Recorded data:
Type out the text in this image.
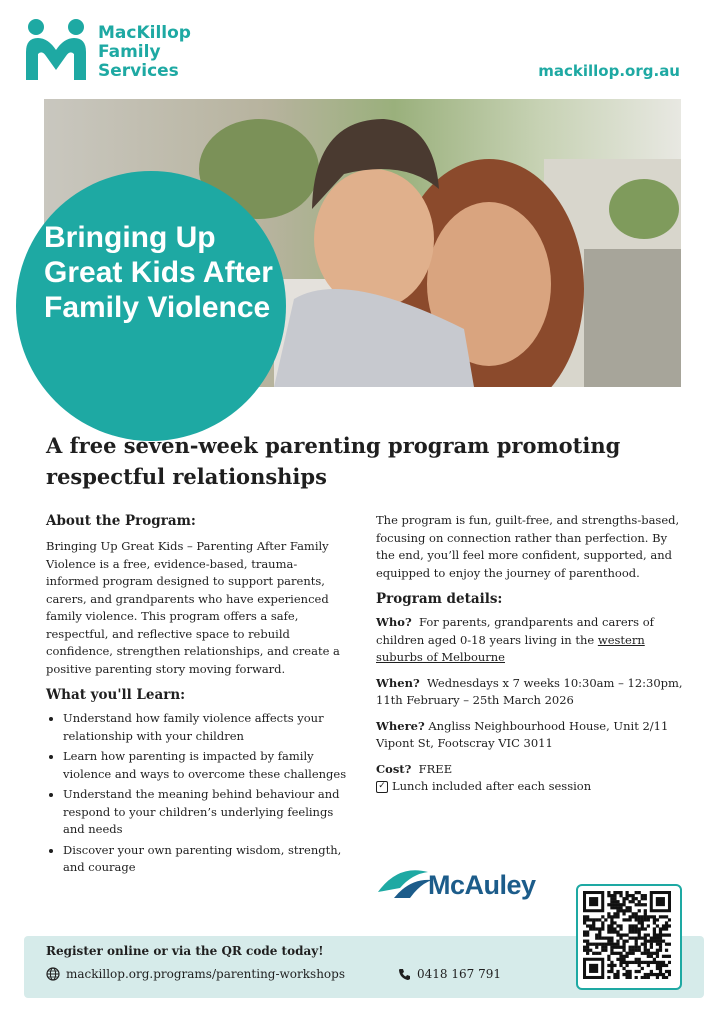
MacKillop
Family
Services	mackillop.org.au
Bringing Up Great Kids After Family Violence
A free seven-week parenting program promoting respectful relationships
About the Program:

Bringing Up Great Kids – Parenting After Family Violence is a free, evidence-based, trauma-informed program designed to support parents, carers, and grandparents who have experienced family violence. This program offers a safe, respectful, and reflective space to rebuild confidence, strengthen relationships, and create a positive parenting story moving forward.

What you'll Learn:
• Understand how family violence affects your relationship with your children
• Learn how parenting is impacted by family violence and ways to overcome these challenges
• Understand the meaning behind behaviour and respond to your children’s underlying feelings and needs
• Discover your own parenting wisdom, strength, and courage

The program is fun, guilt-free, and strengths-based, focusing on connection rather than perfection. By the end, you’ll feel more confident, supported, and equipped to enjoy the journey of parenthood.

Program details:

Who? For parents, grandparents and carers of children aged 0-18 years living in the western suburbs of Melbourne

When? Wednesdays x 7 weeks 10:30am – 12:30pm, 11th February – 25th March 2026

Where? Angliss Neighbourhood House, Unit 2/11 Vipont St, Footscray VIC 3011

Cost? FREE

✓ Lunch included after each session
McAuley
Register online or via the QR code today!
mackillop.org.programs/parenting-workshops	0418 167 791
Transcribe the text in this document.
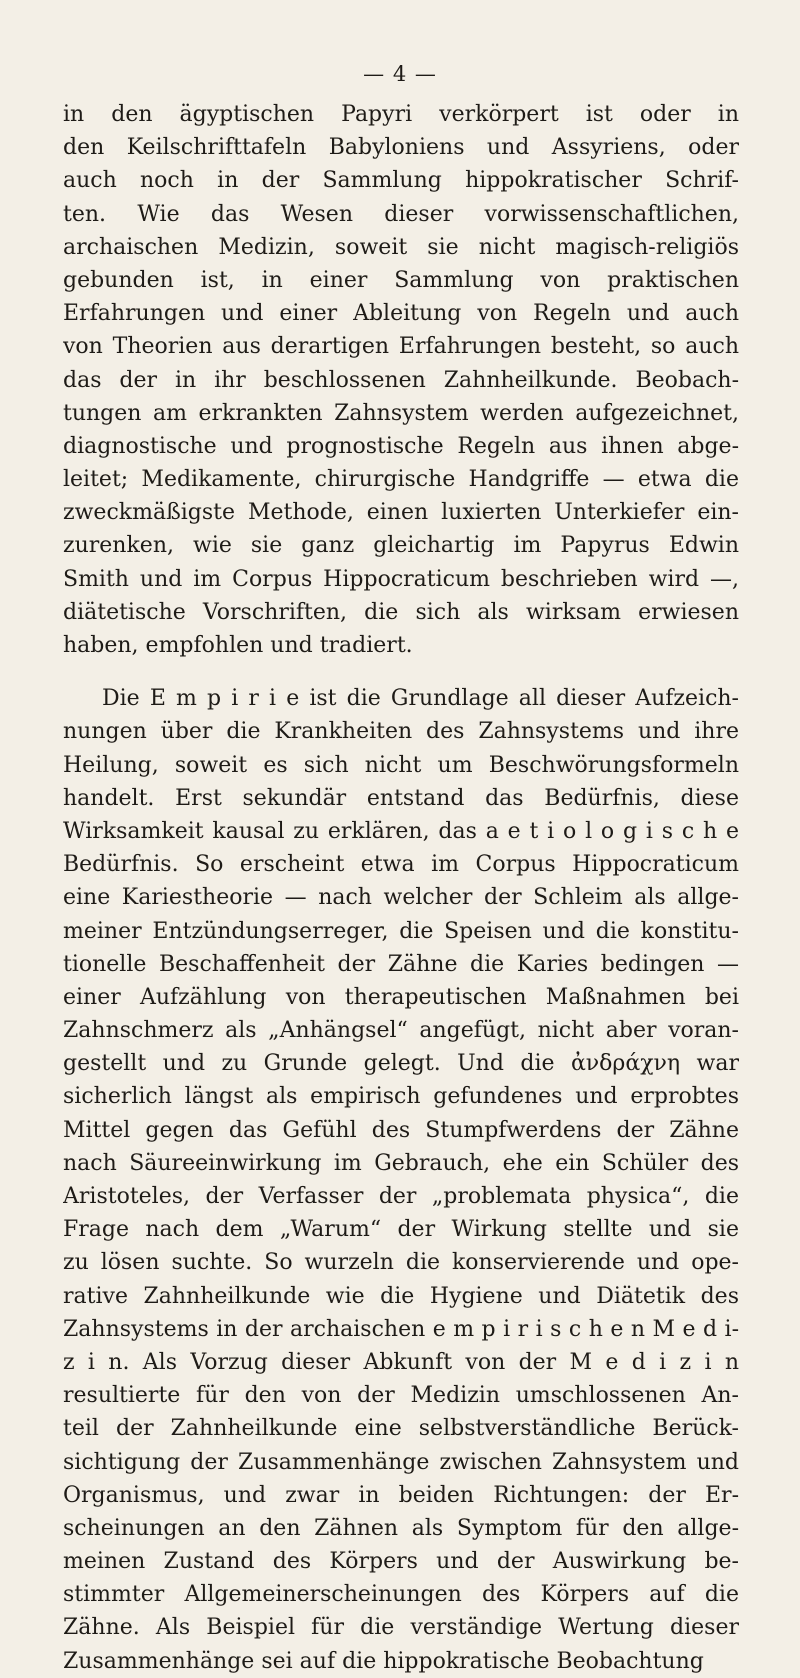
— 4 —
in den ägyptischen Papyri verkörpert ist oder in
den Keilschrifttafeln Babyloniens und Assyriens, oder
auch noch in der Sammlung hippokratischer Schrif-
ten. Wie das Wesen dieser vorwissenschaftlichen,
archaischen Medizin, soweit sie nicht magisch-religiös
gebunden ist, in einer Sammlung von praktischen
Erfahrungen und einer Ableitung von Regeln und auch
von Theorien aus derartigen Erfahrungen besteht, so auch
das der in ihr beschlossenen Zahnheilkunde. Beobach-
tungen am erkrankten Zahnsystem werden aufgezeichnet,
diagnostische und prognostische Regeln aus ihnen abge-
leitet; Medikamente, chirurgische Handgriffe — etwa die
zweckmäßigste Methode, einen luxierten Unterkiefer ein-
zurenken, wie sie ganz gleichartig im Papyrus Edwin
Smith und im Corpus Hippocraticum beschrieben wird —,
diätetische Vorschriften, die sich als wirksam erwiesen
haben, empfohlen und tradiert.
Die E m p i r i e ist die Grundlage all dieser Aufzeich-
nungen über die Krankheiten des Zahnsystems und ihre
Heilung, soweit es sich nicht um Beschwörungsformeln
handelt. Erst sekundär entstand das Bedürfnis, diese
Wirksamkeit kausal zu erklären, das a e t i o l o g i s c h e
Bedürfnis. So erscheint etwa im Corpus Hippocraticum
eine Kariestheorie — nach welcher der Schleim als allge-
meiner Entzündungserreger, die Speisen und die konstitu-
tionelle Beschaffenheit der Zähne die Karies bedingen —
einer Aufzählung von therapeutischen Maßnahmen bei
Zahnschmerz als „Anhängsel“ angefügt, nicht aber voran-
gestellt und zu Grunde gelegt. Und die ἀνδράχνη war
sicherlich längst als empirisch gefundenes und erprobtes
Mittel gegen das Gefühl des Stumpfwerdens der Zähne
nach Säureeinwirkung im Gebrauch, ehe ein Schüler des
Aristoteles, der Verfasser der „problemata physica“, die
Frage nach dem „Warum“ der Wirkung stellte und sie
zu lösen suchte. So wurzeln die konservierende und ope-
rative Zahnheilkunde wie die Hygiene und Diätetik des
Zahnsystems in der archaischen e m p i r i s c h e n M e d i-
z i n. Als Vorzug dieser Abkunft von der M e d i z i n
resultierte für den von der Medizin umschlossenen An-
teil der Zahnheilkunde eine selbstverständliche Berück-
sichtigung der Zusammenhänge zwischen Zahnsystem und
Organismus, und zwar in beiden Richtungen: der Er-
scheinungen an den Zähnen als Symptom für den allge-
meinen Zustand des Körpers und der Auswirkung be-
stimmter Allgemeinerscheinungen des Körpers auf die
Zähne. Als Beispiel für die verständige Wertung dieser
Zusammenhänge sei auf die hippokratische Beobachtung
==
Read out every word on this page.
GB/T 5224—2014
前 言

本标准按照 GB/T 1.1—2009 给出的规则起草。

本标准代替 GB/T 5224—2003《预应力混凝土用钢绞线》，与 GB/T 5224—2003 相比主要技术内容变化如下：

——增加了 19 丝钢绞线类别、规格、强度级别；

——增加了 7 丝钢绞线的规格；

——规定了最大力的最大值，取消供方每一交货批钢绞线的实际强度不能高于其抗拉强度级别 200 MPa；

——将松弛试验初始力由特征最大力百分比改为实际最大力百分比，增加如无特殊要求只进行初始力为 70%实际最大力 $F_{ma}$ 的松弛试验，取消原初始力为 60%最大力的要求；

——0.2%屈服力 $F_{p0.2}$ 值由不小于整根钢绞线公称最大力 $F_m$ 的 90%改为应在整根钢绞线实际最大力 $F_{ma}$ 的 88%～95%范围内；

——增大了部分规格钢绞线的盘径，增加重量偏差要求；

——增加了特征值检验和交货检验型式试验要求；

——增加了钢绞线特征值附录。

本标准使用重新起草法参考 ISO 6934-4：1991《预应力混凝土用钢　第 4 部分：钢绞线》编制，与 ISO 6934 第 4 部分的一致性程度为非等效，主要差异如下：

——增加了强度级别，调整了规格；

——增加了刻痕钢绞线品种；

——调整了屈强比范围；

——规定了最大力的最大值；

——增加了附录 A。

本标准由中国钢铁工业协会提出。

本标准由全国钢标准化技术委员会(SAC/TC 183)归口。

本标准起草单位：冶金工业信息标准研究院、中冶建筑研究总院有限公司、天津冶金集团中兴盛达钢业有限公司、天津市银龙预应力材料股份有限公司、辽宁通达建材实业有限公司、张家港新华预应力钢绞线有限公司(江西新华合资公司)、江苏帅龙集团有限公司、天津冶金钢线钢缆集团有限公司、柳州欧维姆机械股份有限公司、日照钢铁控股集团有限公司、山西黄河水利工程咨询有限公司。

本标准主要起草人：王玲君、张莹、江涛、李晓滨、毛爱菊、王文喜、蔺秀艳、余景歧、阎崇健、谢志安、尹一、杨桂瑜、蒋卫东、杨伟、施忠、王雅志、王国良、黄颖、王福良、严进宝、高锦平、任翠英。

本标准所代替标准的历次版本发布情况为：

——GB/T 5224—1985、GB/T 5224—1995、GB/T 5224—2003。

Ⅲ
* * *
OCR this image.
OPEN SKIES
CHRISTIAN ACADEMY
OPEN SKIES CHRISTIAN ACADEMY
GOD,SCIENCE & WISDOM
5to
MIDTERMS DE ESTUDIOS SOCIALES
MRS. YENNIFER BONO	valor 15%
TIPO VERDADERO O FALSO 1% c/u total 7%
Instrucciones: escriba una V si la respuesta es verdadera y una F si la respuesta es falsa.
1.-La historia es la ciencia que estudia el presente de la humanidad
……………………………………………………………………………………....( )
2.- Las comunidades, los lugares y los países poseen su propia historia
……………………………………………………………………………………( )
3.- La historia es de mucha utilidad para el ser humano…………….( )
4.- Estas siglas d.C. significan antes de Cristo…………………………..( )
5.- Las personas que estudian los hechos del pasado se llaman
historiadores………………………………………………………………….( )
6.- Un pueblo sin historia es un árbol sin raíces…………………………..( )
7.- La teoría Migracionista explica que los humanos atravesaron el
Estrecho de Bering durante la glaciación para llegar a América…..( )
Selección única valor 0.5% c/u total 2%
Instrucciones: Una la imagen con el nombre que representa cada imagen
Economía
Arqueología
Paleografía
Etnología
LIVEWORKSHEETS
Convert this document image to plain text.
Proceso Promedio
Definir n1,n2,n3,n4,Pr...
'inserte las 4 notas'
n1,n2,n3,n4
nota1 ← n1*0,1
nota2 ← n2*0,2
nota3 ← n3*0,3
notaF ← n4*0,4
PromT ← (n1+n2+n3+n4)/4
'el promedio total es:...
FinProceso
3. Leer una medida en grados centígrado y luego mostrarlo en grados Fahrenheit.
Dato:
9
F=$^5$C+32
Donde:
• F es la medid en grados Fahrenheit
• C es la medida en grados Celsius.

WRITTEN PROBLEM: In the entries above, find each line with the string "Fahrenheit" and copy it.

CORRECT RESPONSE:
3. Leer una medida en grados centígrado y luego mostrarlo en grados Fahrenheit.
• F es la medid en grados Fahrenheit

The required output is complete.